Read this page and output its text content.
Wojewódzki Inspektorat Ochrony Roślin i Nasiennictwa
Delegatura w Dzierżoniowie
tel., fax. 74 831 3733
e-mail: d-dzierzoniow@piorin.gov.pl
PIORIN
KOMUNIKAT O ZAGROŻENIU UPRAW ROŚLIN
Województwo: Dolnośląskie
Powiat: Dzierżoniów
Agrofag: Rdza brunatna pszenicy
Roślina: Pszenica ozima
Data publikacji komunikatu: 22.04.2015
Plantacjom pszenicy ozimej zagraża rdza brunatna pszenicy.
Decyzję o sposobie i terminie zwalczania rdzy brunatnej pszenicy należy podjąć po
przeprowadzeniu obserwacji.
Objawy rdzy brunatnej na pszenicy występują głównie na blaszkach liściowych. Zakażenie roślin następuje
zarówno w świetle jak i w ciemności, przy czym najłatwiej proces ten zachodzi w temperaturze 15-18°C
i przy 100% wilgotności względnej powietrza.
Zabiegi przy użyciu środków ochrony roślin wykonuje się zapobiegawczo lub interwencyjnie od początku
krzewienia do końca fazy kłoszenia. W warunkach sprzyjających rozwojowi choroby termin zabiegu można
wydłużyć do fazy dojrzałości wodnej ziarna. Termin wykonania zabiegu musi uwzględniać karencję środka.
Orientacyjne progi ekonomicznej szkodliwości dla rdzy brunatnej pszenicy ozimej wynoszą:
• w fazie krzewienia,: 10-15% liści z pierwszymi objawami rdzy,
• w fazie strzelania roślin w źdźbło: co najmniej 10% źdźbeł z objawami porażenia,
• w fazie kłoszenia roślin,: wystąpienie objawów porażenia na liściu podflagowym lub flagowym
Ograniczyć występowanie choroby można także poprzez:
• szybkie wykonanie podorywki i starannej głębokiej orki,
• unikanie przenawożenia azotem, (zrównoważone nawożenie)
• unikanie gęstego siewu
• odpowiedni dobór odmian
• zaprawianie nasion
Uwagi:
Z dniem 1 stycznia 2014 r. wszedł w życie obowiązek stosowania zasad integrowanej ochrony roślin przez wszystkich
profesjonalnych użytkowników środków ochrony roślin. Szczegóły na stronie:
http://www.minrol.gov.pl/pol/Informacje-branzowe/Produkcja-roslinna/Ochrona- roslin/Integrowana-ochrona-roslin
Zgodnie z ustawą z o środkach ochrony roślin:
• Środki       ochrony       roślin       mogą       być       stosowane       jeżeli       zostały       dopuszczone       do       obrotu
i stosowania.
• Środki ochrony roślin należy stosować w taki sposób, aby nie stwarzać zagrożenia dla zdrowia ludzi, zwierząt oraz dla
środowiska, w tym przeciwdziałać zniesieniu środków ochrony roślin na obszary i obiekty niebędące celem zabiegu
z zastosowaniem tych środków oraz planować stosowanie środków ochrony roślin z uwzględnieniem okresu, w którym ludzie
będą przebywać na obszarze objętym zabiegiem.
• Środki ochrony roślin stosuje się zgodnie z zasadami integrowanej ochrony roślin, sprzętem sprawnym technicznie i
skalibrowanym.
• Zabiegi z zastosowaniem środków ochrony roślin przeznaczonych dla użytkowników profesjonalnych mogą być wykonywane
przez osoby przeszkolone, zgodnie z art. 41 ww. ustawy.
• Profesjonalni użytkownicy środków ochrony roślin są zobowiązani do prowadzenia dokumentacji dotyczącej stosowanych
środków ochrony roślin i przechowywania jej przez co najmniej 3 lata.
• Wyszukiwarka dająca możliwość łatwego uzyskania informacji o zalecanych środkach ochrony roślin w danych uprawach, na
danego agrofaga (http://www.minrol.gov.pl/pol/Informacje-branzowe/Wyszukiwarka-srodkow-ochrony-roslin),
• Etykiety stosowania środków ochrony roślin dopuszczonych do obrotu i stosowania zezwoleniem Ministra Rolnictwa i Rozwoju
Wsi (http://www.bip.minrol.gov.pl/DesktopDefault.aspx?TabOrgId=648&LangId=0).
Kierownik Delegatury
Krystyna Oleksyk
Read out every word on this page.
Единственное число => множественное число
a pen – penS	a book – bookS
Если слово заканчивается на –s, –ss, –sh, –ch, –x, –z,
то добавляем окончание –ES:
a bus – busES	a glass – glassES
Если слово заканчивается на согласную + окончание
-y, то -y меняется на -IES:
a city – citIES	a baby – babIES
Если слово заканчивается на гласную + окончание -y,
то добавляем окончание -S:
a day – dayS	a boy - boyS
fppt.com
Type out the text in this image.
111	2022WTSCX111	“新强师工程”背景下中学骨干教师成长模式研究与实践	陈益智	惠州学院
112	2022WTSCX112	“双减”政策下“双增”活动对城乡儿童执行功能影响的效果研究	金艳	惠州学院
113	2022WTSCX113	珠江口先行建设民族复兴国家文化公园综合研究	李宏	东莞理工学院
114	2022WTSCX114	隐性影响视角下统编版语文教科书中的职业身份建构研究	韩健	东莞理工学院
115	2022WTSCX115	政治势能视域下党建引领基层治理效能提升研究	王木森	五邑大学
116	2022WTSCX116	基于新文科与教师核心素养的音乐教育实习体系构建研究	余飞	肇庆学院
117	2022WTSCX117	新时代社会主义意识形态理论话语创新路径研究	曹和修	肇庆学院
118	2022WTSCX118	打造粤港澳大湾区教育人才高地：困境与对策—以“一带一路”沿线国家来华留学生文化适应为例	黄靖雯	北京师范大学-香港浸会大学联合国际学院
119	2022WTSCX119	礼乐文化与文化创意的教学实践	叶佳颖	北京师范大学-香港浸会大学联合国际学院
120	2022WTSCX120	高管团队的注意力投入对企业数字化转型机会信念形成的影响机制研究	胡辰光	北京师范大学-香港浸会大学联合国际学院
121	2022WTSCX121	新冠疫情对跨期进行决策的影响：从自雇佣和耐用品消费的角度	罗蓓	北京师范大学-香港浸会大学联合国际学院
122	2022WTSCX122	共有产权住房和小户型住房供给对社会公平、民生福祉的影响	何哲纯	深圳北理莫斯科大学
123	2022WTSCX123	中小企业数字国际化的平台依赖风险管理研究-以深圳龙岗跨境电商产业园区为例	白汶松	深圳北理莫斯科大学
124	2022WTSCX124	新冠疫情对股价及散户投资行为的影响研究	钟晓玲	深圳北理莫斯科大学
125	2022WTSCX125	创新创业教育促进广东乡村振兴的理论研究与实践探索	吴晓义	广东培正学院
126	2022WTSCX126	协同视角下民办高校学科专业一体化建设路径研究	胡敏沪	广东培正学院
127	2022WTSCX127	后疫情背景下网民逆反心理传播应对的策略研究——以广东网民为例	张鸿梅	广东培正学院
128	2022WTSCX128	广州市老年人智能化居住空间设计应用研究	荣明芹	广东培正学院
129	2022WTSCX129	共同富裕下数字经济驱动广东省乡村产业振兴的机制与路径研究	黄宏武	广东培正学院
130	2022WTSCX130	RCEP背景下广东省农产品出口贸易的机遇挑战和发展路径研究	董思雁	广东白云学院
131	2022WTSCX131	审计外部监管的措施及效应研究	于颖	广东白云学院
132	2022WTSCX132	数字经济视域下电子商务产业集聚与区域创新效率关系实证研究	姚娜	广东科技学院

======

All of the entries above must be quoted exactly.

• **RESPONSE**
Read this page and output its text content.
Wojewódzki Inspektorat Ochrony Roślin i Nasiennictwa
Delegatura w Dzierżoniowie
tel., fax. 74 831 3733
e-mail: d-dzierzoniow@piorin.gov.pl
PIORIN
KOMUNIKAT O ZAGROŻENIU UPRAW ROŚLIN
Województwo: Dolnośląskie
Powiat: Dzierżoniów
Agrofag: Rdza brunatna pszenicy
Roślina: Pszenica ozima
Data publikacji komunikatu: 22.04.2015
Plantacjom pszenicy ozimej zagraża rdza brunatna pszenicy.
Decyzję o sposobie i terminie zwalczania rdzy brunatnej pszenicy należy podjąć po
przeprowadzeniu obserwacji.
Objawy rdzy brunatnej na pszenicy występują głównie na blaszkach liściowych. Zakażenie roślin następuje
zarówno w świetle jak i w ciemności, przy czym najłatwiej proces ten zachodzi w temperaturze 15-18°C
i przy 100% wilgotności względnej powietrza.
Zabiegi przy użyciu środków ochrony roślin wykonuje się zapobiegawczo lub interwencyjnie od początku
krzewienia do końca fazy kłoszenia. W warunkach sprzyjających rozwojowi choroby termin zabiegu można
wydłużyć do fazy dojrzałości wodnej ziarna. Termin wykonania zabiegu musi uwzględniać karencję środka.
Orientacyjne progi ekonomicznej szkodliwości dla rdzy brunatnej pszenicy ozimej wynoszą:
• w fazie krzewienia,: 10-15% liści z pierwszymi objawami rdzy,
• w fazie strzelania roślin w źdźbło: co najmniej 10% źdźbeł z objawami porażenia,
• w fazie kłoszenia roślin,: wystąpienie objawów porażenia na liściu podflagowym lub flagowym
Ograniczyć występowanie choroby można także poprzez:
• szybkie wykonanie podorywki i starannej głębokiej orki,
• unikanie przenawożenia azotem, (zrównoważone nawożenie)
• unikanie gęstego siewu
• odpowiedni dobór odmian
• zaprawianie nasion
Uwagi:
Z dniem 1 stycznia 2014 r. wszedł w życie obowiązek stosowania zasad integrowanej ochrony roślin przez wszystkich
profesjonalnych użytkowników środków ochrony roślin. Szczegóły na stronie:
http://www.minrol.gov.pl/pol/Informacje-branzowe/Produkcja-roslinna/Ochrona- roslin/Integrowana-ochrona-roslin
Zgodnie z ustawą z o środkach ochrony roślin:
• Środki       ochrony       roślin       mogą       być       stosowane       jeżeli       zostały       dopuszczone       do       obrotu
i stosowania.
• Środki ochrony roślin należy stosować w taki sposób, aby nie stwarzać zagrożenia dla zdrowia ludzi, zwierząt oraz dla
środowiska, w tym przeciwdziałać zniesieniu środków ochrony roślin na obszary i obiekty niebędące celem zabiegu
z zastosowaniem tych środków oraz planować stosowanie środków ochrony roślin z uwzględnieniem okresu, w którym ludzie
będą przebywać na obszarze objętym zabiegiem.
• Środki ochrony roślin stosuje się zgodnie z zasadami integrowanej ochrony roślin, sprzętem sprawnym technicznie i
skalibrowanym.
• Zabiegi z zastosowaniem środków ochrony roślin przeznaczonych dla użytkowników profesjonalnych mogą być wykonywane
przez osoby przeszkolone, zgodnie z art. 41 ww. ustawy.
• Profesjonalni użytkownicy środków ochrony roślin są zobowiązani do prowadzenia dokumentacji dotyczącej stosowanych
środków ochrony roślin i przechowywania jej przez co najmniej 3 lata.
• Wyszukiwarka dająca możliwość łatwego uzyskania informacji o zalecanych środkach ochrony roślin w danych uprawach, na
danego agrofaga (http://www.minrol.gov.pl/pol/Informacje-branzowe/Wyszukiwarka-srodkow-ochrony-roslin),
• Etykiety stosowania środków ochrony roślin dopuszczonych do obrotu i stosowania zezwoleniem Ministra Rolnictwa i Rozwoju
Wsi (http://www.bip.minrol.gov.pl/DesktopDefault.aspx?TabOrgId=648&LangId=0).
Kierownik Delegatury
Krystyna Oleksyk
Read out every word on this page.
Единственное число => множественное число
a pen – penS	a book – bookS
Если слово заканчивается на –s, –ss, –sh, –ch, –x, –z,
то добавляем окончание –ES:
a bus – busES	a glass – glassES
Если слово заканчивается на согласную + окончание
-y, то -y меняется на -IES:
a city – citIES	a baby – babIES
Если слово заканчивается на гласную + окончание -y,
то добавляем окончание -S:
a day – dayS	a boy - boyS
fppt.com
Type out the text in this image.
111	2022WTSCX111	“新强师工程”背景下中学骨干教师成长模式研究与实践	陈益智	惠州学院
112	2022WTSCX112	“双减”政策下“双增”活动对城乡儿童执行功能影响的效果研究	金艳	惠州学院
113	2022WTSCX113	珠江口先行建设民族复兴国家文化公园综合研究	李宏	东莞理工学院
114	2022WTSCX114	隐性影响视角下统编版语文教科书中的职业身份建构研究	韩健	东莞理工学院
115	2022WTSCX115	政治势能视域下党建引领基层治理效能提升研究	王木森	五邑大学
116	2022WTSCX116	基于新文科与教师核心素养的音乐教育实习体系构建研究	余飞	肇庆学院
117	2022WTSCX117	新时代社会主义意识形态理论话语创新路径研究	曹和修	肇庆学院
118	2022WTSCX118	打造粤港澳大湾区教育人才高地：困境与对策—以“一带一路”沿线国家来华留学生文化适应为例	黄靖雯	北京师范大学-香港浸会大学联合国际学院
119	2022WTSCX119	礼乐文化与文化创意的教学实践	叶佳颖	北京师范大学-香港浸会大学联合国际学院
120	2022WTSCX120	高管团队的注意力投入对企业数字化转型机会信念形成的影响机制研究	胡辰光	北京师范大学-香港浸会大学联合国际学院
121	2022WTSCX121	新冠疫情对跨期进行决策的影响：从自雇佣和耐用品消费的角度	罗蓓	北京师范大学-香港浸会大学联合国际学院
122	2022WTSCX122	共有产权住房和小户型住房供给对社会公平、民生福祉的影响	何哲纯	深圳北理莫斯科大学
123	2022WTSCX123	中小企业数字国际化的平台依赖风险管理研究-以深圳龙岗跨境电商产业园区为例	白汶松	深圳北理莫斯科大学
124	2022WTSCX124	新冠疫情对股价及散户投资行为的影响研究	钟晓玲	深圳北理莫斯科大学
125	2022WTSCX125	创新创业教育促进广东乡村振兴的理论研究与实践探索	吴晓义	广东培正学院
126	2022WTSCX126	协同视角下民办高校学科专业一体化建设路径研究	胡敏沪	广东培正学院
127	2022WTSCX127	后疫情背景下网民逆反心理传播应对的策略研究——以广东网民为例	张鸿梅	广东培正学院
128	2022WTSCX128	广州市老年人智能化居住空间设计应用研究	荣明芹	广东培正学院
129	2022WTSCX129	共同富裕下数字经济驱动广东省乡村产业振兴的机制与路径研究	黄宏武	广东培正学院
130	2022WTSCX130	RCEP背景下广东省农产品出口贸易的机遇挑战和发展路径研究	董思雁	广东白云学院
131	2022WTSCX131	审计外部监管的措施及效应研究	于颖	广东白云学院
132	2022WTSCX132	数字经济视域下电子商务产业集聚与区域创新效率关系实证研究	姚娜	广东科技学院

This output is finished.